Exercise aim –
Wherever the word "full" appears in a line, extract that line.

(Dataset items)

>> START

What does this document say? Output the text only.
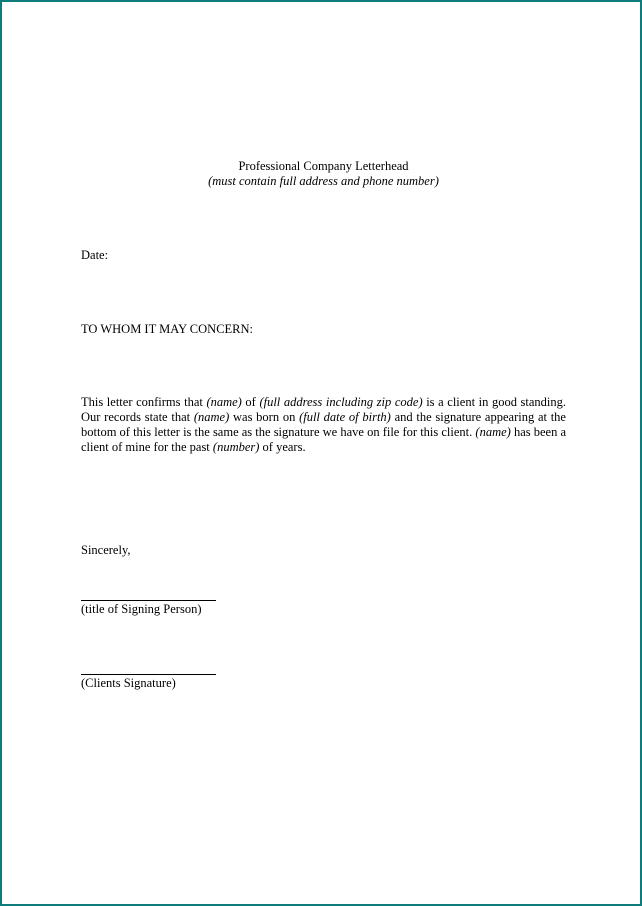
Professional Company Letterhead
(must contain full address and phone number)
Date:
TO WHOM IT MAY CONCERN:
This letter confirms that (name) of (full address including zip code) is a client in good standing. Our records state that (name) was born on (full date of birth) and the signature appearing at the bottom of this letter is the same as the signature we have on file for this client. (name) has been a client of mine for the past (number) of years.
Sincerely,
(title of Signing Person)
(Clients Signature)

>> END
>> START

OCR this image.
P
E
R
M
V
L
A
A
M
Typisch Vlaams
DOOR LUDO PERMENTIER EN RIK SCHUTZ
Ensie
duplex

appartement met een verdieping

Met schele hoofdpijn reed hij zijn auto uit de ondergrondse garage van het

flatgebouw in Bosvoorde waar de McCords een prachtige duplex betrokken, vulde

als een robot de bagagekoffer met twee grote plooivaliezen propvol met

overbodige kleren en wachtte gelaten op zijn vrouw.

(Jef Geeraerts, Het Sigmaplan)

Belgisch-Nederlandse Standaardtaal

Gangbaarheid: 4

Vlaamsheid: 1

>> END

Task result –
(must contain full address and phone number)
This letter confirms that (name) of (full address including zip code) is a client in good standing. Our records state that (name) was born on (full date of birth) and the signature appearing at the bottom of this letter is the same as the signature we have on file for this client. (name) has been a client of mine for the past (number) of years.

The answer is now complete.